┌────────
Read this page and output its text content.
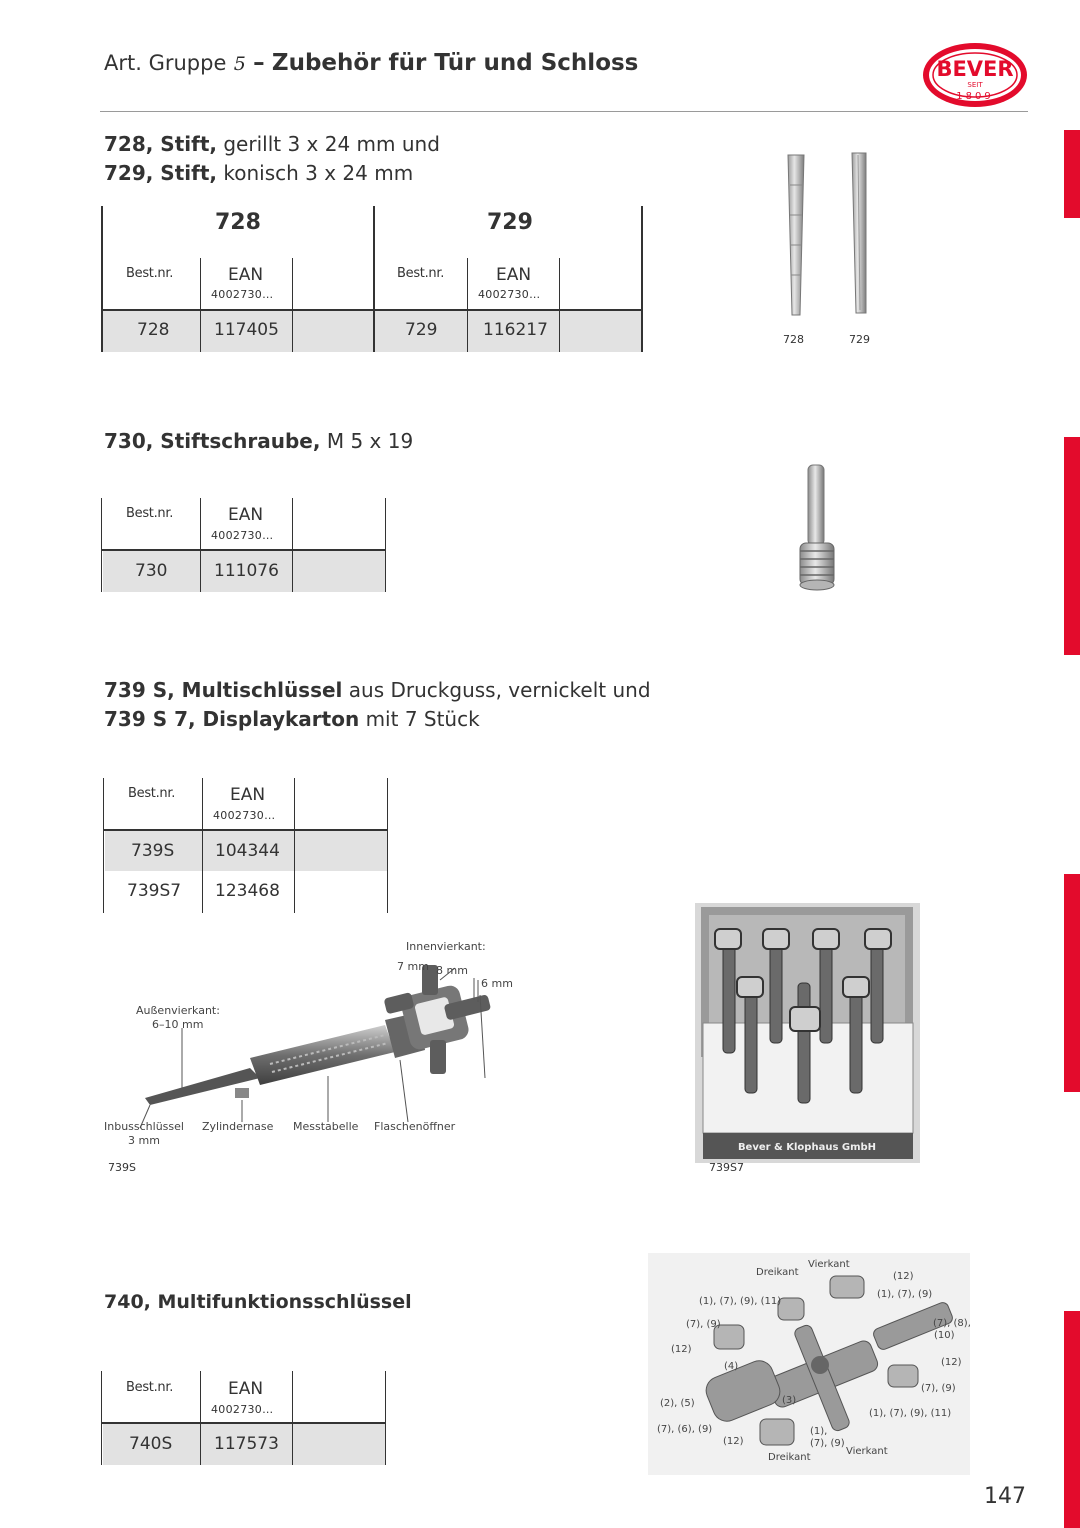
Art. Gruppe 5 – Zubehör für Tür und Schloss	BEVER
SEIT
1809
728, Stift, gerillt 3 x 24 mm und
729, Stift, konisch 3 x 24 mm
728	729
Best.nr.	EAN
4002730…
Best.nr.	EAN
4002730…
728	117405	729	116217	728	729
730, Stiftschraube, M 5 x 19
Best.nr.	EAN
4002730…
730	111076
739 S, Multischlüssel aus Druckguss, vernickelt und
739 S 7, Displaykarton mit 7 Stück
Best.nr.	EAN
4002730…
739S 104344
739S7 123468
Innenvierkant:
7 mm 8 mm
6 mm
Außenvierkant:
6–10 mm
Inbusschlüssel
3 mm
Zylindernase Messtabelle Flaschenöffner
739S
Bever & Klophaus GmbH
739S7
740, Multifunktionsschlüssel
Best.nr.	EAN
4002730…
740S 117573
Dreikant
Vierkant
(12)
(1), (7), (9)
(1), (7), (9), (11)
(7), (9)	(7), (8),
(10)
(12)
(4)	(12)
(7), (9)
(2), (5)	(3)
(1), (7), (9), (11)
(7), (6), (9)	(1),
(7), (9)
(12)
Vierkant
Dreikant
147
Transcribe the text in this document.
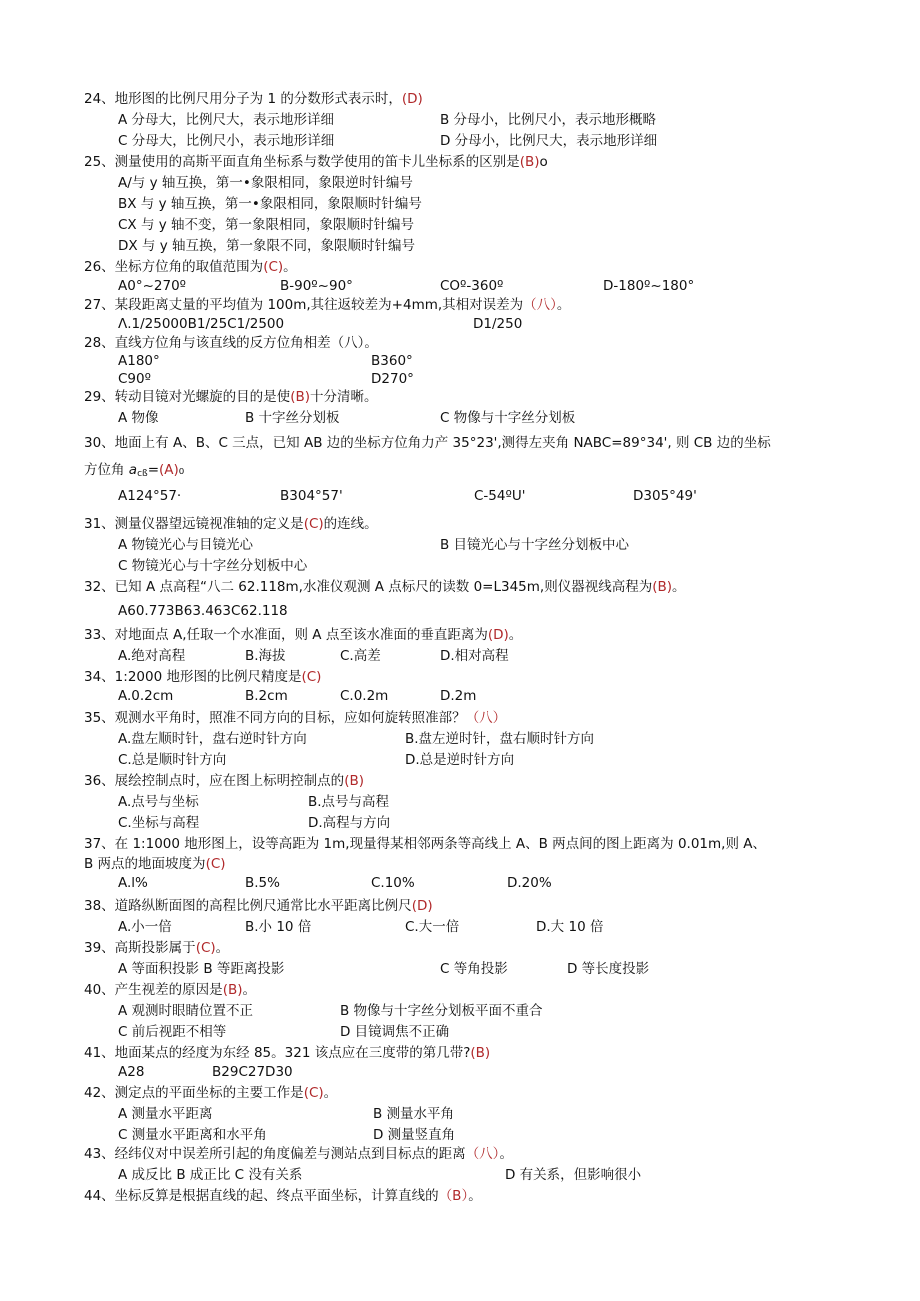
24、地形图的比例尺用分子为 1 的分数形式表示时，(D)
A 分母大，比例尺大，表示地形详细	B 分母小，比例尺小，表示地形概略
C 分母大，比例尺小，表示地形详细	D 分母小，比例尺大，表示地形详细
25、测量使用的高斯平面直角坐标系与数学使用的笛卡儿坐标系的区别是(B)o
A/与 y 轴互换，第一•象限相同，象限逆时针编号
BX 与 y 轴互换，第一•象限相同，象限顺时针编号
CX 与 y 轴不变，第一象限相同，象限顺时针编号
DX 与 y 轴互换，第一象限不同，象限顺时针编号
26、坐标方位角的取值范围为(C)。
A0°~270º	B-90º~90°	COº-360º	D-180º~180°
27、某段距离丈量的平均值为 100m,其往返较差为+4mm,其相对误差为（八）。
Λ.1/25000B1/25C1/2500	D1/250
28、直线方位角与该直线的反方位角相差（八）。
A180°	B360°
C90º	D270°
29、转动目镜对光螺旋的目的是使(B)十分清晰。
A 物像	B 十字丝分划板	C 物像与十字丝分划板
30、地面上有 A、B、C 三点，已知 AB 边的坐标方位角力产 35°23',测得左夹角 NABC=89°34', 则 CB 边的坐标
方位角 $a_{cß}=(A)_0$
A124°57·	B304°57'	C-54ºU'	D305°49'
31、测量仪器望远镜视准轴的定义是(C)的连线。
A 物镜光心与目镜光心	B 目镜光心与十字丝分划板中心
C 物镜光心与十字丝分划板中心
32、已知 A 点高程“八二 62.118m,水准仪观测 A 点标尺的读数 0=L345m,则仪器视线高程为(B)。
A60.773B63.463C62.118
33、对地面点 A,任取一个水准面，则 A 点至该水准面的垂直距离为(D)。
A.绝对高程	B.海拔	C.高差	D.相对高程
34、1:2000 地形图的比例尺精度是(C)
A.0.2cm	B.2cm	C.0.2m	D.2m
35、观测水平角时，照准不同方向的目标，应如何旋转照准部？（八）
A.盘左顺时针，盘右逆时针方向	B.盘左逆时针，盘右顺时针方向
C.总是顺时针方向	D.总是逆时针方向
36、展绘控制点时，应在图上标明控制点的(B)
A.点号与坐标	B.点号与高程
C.坐标与高程	D.高程与方向
37、在 1:1000 地形图上，设等高距为 1m,现量得某相邻两条等高线上 A、B 两点间的图上距离为 0.01m,则 A、
B 两点的地面坡度为(C)
A.l%	B.5%	C.10%	D.20%
38、道路纵断面图的高程比例尺通常比水平距离比例尺(D)
A.小一倍	B.小 10 倍	C.大一倍	D.大 10 倍
39、高斯投影属于(C)。
A 等面积投影 B 等距离投影	C 等角投影	D 等长度投影
40、产生视差的原因是(B)。
A 观测时眼睛位置不正	B 物像与十字丝分划板平面不重合
C 前后视距不相等	D 目镜调焦不正确
41、地面某点的经度为东经 85。321 该点应在三度带的第几带?(B)
A28	B29C27D30
42、测定点的平面坐标的主要工作是(C)。
A 测量水平距离	B 测量水平角
C 测量水平距离和水平角	D 测量竖直角
43、经纬仪对中误差所引起的角度偏差与测站点到目标点的距离（八）。
A 成反比 B 成正比 C 没有关系	D 有关系，但影响很小
44、坐标反算是根据直线的起、终点平面坐标，计算直线的（B）。
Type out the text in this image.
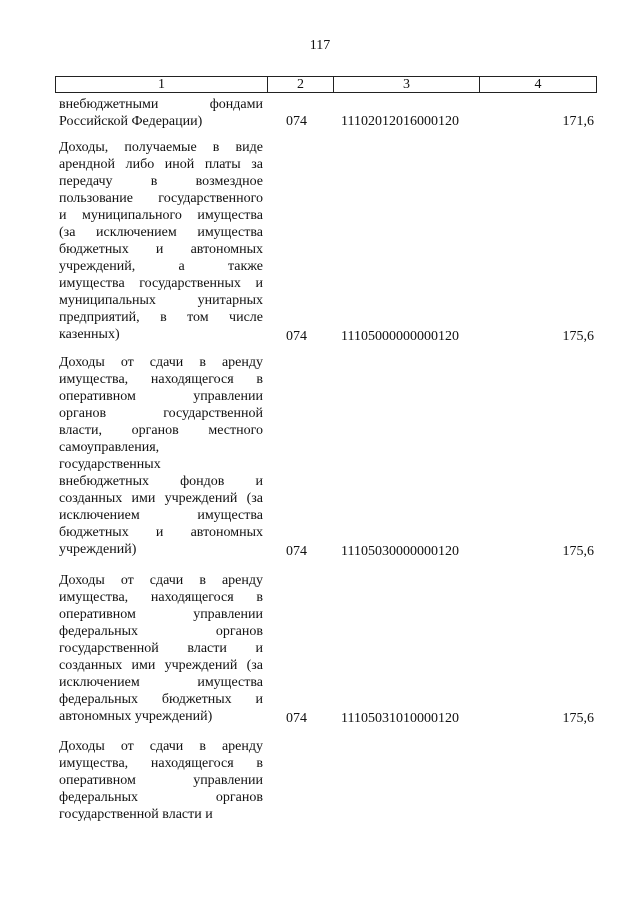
117
1	2	3	4
внебюджетными фондами
Российской Федерации)	074	11102012016000120	171,6
Доходы, получаемые в виде
арендной либо иной платы за
передачу в возмездное
пользование государственного
и муниципального имущества
(за исключением имущества
бюджетных и автономных
учреждений, а также
имущества государственных и
муниципальных унитарных
предприятий, в том числе
казенных)	074	11105000000000120	175,6
Доходы от сдачи в аренду
имущества, находящегося в
оперативном управлении
органов государственной
власти, органов местного
самоуправления,
государственных
внебюджетных фондов и
созданных ими учреждений (за
исключением имущества
бюджетных и автономных
учреждений)	074	11105030000000120	175,6
Доходы от сдачи в аренду
имущества, находящегося в
оперативном управлении
федеральных органов
государственной власти и
созданных ими учреждений (за
исключением имущества
федеральных бюджетных и
автономных учреждений)	074	11105031010000120	175,6
Доходы от сдачи в аренду
имущества, находящегося в
оперативном управлении
федеральных органов
государственной власти и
└────────
Request
Tell how many lines of the records above hold the string "表示地形详细". Give no other text.

Answer
2